■ **TASK DATA**:

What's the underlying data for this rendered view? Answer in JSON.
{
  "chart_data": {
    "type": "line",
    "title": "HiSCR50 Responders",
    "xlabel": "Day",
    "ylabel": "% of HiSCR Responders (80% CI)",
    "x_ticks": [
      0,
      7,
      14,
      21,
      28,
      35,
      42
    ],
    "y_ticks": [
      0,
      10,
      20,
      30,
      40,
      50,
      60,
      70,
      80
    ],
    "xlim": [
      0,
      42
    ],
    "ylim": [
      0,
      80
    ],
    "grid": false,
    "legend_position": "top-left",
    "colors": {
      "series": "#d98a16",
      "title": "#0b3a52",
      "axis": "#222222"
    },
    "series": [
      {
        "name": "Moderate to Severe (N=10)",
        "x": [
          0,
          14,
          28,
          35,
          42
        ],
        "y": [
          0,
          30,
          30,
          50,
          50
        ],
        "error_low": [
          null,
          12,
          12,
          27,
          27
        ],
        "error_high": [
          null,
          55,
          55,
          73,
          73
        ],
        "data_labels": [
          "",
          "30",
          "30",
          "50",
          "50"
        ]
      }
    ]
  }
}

■ **JOB**: Reproduce the listing above verbatim, from first line to last.

■ **WRITTEN RESPONSE**:
What's the underlying data for this rendered view? Answer in JSON.
{
  "chart_data": {
    "type": "line",
    "title": "HiSCR50 Responders",
    "xlabel": "Day",
    "ylabel": "% of HiSCR Responders (80% CI)",
    "x_ticks": [
      0,
      7,
      14,
      21,
      28,
      35,
      42
    ],
    "y_ticks": [
      0,
      10,
      20,
      30,
      40,
      50,
      60,
      70,
      80
    ],
    "xlim": [
      0,
      42
    ],
    "ylim": [
      0,
      80
    ],
    "grid": false,
    "legend_position": "top-left",
    "colors": {
      "series": "#d98a16",
      "title": "#0b3a52",
      "axis": "#222222"
    },
    "series": [
      {
        "name": "Moderate to Severe (N=10)",
        "x": [
          0,
          14,
          28,
          35,
          42
        ],
        "y": [
          0,
          30,
          30,
          50,
          50
        ],
        "error_low": [
          null,
          12,
          12,
          27,
          27
        ],
        "error_high": [
          null,
          55,
          55,
          73,
          73
        ],
        "data_labels": [
          "",
          "30",
          "30",
          "50",
          "50"
        ]
      }
    ]
  }
}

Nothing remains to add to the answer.